Exercise objective>
Look over the lines below. Report each one that includes the string "alligator".

* BEGIN *

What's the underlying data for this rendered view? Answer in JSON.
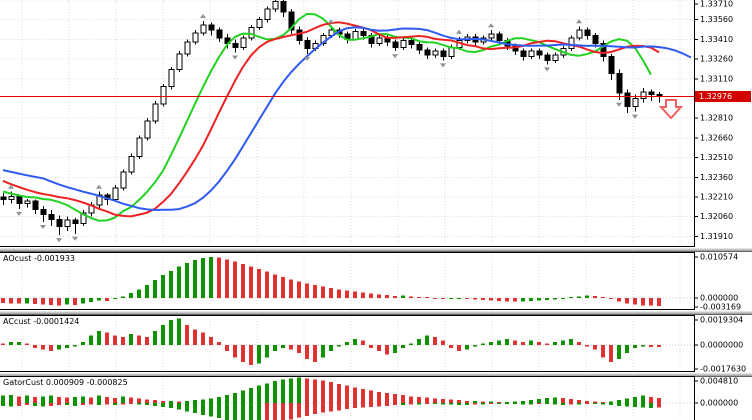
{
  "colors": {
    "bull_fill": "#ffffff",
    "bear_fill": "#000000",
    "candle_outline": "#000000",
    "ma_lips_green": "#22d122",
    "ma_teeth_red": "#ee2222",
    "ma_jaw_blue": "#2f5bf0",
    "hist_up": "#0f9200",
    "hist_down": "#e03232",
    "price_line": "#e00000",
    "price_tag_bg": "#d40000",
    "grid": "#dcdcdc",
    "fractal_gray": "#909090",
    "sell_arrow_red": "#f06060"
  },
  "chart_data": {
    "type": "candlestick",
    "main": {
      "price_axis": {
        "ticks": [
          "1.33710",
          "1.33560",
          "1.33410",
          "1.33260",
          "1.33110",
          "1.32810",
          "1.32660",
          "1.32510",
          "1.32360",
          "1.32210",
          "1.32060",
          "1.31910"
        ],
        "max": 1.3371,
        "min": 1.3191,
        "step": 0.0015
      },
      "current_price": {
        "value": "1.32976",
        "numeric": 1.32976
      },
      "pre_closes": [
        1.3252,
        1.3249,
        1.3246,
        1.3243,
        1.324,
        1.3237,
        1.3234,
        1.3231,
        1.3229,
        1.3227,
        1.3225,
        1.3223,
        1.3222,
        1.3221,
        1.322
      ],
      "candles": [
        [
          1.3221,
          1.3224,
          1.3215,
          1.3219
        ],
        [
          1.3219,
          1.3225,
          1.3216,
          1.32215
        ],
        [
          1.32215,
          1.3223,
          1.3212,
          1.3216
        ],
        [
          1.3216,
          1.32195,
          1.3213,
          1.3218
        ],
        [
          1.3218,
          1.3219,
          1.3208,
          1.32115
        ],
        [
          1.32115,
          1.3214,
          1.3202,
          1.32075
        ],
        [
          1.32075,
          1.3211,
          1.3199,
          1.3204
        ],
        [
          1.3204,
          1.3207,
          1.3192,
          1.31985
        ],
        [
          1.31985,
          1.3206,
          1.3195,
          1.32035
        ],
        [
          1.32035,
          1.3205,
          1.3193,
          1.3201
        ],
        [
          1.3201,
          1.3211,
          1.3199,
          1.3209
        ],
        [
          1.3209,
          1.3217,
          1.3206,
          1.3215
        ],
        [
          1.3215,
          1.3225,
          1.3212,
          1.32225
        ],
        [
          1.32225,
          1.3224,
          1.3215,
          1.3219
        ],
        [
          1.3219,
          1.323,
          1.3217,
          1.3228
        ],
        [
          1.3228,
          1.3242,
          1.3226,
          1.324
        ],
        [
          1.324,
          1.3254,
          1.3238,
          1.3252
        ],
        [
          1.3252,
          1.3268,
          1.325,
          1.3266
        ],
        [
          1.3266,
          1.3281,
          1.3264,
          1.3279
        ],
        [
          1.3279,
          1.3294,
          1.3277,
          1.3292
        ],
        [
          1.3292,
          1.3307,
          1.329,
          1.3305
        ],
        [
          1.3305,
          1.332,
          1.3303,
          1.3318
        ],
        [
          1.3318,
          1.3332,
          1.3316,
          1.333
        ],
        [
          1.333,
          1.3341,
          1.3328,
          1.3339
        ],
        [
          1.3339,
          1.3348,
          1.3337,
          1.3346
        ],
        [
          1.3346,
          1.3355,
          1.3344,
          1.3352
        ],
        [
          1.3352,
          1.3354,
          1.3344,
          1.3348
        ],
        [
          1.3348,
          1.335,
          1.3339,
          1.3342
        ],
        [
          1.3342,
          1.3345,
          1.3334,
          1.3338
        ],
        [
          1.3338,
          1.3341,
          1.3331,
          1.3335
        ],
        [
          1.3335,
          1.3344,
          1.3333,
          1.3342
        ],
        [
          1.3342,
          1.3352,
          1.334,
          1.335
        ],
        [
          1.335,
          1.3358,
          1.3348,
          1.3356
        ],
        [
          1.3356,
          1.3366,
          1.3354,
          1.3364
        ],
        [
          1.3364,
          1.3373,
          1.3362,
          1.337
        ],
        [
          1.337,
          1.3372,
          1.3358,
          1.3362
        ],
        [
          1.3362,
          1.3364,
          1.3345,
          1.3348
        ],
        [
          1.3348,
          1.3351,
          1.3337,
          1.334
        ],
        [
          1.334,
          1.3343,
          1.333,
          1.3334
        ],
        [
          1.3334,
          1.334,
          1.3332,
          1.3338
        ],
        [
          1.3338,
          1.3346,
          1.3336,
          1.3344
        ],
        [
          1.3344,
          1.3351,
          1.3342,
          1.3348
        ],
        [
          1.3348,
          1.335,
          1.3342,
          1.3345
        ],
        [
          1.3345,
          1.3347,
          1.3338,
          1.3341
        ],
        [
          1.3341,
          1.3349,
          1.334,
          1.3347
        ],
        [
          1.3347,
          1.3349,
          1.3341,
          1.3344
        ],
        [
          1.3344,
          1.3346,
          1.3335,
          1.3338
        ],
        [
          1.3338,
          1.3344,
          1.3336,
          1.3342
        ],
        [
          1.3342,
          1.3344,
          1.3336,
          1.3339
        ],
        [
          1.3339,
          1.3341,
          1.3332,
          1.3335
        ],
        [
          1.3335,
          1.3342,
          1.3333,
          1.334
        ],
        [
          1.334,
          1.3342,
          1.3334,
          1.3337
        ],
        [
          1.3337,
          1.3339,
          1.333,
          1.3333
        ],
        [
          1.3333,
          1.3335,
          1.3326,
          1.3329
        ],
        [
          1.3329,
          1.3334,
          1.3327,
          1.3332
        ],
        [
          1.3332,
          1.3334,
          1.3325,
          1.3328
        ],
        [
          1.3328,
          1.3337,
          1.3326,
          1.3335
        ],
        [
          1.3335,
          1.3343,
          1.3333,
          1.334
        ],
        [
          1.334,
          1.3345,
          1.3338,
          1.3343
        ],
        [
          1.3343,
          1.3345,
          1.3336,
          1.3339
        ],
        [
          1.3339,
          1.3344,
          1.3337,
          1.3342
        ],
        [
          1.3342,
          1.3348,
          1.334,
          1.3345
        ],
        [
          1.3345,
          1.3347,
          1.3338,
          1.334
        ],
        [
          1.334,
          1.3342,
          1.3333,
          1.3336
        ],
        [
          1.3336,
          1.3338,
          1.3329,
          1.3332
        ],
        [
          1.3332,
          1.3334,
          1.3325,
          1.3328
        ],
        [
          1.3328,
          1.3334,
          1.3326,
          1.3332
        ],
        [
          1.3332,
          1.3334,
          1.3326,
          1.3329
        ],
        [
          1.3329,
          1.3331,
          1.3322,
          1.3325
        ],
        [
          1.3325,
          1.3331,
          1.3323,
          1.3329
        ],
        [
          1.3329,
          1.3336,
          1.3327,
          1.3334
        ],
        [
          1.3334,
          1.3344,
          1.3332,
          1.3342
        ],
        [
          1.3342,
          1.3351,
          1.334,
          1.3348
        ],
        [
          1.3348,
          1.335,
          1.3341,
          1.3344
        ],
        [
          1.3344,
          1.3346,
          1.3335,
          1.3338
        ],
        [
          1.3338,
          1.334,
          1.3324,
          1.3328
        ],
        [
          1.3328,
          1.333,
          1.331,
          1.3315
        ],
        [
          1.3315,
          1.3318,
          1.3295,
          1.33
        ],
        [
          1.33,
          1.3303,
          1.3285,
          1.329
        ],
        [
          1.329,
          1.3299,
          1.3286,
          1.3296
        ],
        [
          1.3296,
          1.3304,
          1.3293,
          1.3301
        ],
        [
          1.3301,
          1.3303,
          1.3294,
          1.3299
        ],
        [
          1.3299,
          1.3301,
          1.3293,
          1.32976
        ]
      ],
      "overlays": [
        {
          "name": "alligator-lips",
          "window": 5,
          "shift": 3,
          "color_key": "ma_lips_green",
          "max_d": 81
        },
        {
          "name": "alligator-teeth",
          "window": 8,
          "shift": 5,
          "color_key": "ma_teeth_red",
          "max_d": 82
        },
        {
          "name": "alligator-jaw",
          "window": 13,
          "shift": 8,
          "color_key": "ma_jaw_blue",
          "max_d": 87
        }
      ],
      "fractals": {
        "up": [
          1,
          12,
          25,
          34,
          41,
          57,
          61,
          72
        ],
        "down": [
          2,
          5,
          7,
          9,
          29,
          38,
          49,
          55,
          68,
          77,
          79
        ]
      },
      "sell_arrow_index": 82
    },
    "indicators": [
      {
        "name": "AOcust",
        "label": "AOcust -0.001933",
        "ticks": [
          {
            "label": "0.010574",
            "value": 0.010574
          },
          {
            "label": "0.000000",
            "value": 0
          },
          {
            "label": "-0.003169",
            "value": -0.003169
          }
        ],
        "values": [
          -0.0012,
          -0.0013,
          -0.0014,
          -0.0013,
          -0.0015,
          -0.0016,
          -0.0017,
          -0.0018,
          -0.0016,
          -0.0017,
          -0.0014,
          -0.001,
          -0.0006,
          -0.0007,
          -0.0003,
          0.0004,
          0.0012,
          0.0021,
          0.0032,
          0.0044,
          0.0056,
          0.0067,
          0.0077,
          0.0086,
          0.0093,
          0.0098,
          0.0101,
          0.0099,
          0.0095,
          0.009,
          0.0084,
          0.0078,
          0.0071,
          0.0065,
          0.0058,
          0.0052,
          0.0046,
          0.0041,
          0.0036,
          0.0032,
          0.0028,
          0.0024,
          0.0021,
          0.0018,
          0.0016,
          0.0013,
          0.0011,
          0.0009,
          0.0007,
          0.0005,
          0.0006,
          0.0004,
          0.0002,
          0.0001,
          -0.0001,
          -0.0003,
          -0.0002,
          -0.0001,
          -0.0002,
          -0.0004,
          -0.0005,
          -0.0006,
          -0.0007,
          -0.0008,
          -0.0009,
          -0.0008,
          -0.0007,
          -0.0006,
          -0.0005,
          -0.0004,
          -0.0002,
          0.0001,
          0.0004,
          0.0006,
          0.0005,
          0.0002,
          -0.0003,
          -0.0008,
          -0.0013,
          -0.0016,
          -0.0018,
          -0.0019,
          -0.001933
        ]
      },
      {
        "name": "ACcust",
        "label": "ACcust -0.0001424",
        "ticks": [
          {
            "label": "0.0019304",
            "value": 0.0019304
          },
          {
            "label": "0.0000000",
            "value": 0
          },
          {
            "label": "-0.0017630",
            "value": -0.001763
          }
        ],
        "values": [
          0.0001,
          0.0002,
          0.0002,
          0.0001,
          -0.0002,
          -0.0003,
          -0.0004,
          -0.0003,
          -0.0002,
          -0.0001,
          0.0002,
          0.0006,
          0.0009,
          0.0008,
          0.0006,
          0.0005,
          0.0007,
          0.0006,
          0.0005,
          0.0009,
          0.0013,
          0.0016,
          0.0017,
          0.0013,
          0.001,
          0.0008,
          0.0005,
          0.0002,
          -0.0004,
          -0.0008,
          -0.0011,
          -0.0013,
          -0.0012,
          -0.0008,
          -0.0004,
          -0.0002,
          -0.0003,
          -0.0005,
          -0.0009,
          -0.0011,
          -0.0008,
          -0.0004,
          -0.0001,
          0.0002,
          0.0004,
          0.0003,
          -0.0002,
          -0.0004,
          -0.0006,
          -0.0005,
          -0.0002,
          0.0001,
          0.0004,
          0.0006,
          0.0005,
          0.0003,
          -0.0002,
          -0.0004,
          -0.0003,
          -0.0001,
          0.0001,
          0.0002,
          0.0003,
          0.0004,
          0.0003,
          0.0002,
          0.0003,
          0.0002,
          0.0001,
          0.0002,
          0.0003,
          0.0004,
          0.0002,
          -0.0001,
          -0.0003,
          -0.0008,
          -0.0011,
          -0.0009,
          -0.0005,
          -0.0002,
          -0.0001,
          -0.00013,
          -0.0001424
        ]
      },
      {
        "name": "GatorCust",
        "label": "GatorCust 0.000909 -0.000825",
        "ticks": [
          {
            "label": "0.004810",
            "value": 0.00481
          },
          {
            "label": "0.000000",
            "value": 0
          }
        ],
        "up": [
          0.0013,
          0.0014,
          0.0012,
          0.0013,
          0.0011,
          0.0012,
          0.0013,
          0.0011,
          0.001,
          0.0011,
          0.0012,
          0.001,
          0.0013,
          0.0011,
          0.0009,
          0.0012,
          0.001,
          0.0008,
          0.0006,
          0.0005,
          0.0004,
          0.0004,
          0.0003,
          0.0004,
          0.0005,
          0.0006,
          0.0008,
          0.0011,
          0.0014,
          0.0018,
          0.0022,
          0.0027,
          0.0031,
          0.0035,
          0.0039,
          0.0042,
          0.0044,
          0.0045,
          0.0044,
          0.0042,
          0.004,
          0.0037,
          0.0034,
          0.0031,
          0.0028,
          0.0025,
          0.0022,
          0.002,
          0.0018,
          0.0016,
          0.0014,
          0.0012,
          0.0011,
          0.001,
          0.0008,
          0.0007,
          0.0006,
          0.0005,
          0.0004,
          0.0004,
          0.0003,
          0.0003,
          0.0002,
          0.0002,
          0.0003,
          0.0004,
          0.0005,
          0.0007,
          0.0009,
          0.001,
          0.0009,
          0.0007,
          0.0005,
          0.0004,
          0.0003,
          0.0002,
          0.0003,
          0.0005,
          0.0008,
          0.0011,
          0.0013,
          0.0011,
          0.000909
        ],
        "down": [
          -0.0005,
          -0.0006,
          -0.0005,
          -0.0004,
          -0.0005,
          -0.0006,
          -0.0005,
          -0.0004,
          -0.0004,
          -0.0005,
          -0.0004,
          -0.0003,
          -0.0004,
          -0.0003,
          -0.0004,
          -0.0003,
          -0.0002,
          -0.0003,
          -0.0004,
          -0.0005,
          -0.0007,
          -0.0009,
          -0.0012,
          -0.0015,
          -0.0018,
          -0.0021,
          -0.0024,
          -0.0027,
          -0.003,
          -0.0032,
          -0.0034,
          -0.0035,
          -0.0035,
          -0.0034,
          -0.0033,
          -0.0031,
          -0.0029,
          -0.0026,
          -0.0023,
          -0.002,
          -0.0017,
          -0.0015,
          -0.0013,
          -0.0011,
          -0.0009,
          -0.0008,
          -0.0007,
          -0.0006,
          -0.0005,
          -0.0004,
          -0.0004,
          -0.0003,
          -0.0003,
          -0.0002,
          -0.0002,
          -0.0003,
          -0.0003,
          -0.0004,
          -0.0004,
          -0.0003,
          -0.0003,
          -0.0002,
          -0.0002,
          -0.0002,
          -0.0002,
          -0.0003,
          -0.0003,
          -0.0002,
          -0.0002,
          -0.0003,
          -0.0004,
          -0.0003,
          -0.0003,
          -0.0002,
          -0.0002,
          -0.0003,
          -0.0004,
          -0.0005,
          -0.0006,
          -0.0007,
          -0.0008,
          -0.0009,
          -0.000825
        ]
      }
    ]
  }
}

* END *
* BEGIN *

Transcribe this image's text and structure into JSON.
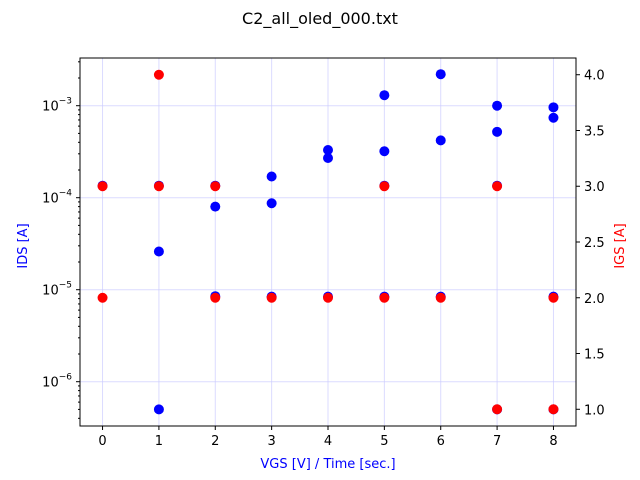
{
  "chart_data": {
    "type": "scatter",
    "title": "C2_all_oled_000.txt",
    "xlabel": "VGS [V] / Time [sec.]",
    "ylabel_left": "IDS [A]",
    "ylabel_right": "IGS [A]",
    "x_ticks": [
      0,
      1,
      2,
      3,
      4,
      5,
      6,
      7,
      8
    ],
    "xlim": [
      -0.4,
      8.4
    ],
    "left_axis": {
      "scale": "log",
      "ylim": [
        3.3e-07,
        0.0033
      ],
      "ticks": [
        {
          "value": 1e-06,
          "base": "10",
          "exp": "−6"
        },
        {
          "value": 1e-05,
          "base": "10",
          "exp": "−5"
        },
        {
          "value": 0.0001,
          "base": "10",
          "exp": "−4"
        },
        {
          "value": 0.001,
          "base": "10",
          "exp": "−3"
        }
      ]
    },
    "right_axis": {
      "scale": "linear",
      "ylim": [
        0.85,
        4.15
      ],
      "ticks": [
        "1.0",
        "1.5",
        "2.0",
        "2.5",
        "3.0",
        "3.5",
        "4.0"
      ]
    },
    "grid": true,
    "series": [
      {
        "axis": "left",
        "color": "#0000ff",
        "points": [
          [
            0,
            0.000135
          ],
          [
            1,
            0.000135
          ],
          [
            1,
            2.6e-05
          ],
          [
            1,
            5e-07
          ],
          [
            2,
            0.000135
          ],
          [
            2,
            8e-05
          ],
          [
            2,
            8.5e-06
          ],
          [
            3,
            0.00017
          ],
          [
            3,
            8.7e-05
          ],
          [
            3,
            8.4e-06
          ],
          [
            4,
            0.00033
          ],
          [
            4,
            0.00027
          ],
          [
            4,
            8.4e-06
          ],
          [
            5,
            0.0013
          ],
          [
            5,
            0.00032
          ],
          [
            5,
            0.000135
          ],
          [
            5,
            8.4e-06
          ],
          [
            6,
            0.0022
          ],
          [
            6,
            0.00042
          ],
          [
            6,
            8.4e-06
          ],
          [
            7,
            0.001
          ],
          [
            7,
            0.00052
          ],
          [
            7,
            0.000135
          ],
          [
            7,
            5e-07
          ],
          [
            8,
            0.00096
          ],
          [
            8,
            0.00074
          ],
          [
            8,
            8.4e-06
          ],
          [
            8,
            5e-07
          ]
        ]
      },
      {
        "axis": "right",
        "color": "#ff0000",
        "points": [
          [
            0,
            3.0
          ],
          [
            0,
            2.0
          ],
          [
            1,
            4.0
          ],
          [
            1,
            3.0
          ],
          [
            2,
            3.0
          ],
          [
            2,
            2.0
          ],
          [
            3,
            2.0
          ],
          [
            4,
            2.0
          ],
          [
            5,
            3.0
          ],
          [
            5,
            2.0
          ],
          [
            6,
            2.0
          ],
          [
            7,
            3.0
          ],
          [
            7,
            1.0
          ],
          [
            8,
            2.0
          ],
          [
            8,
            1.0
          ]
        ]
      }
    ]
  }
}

* END *

Exercise output>
          "name": "alligator-lips",
          "name": "alligator-teeth",
          "name": "alligator-jaw",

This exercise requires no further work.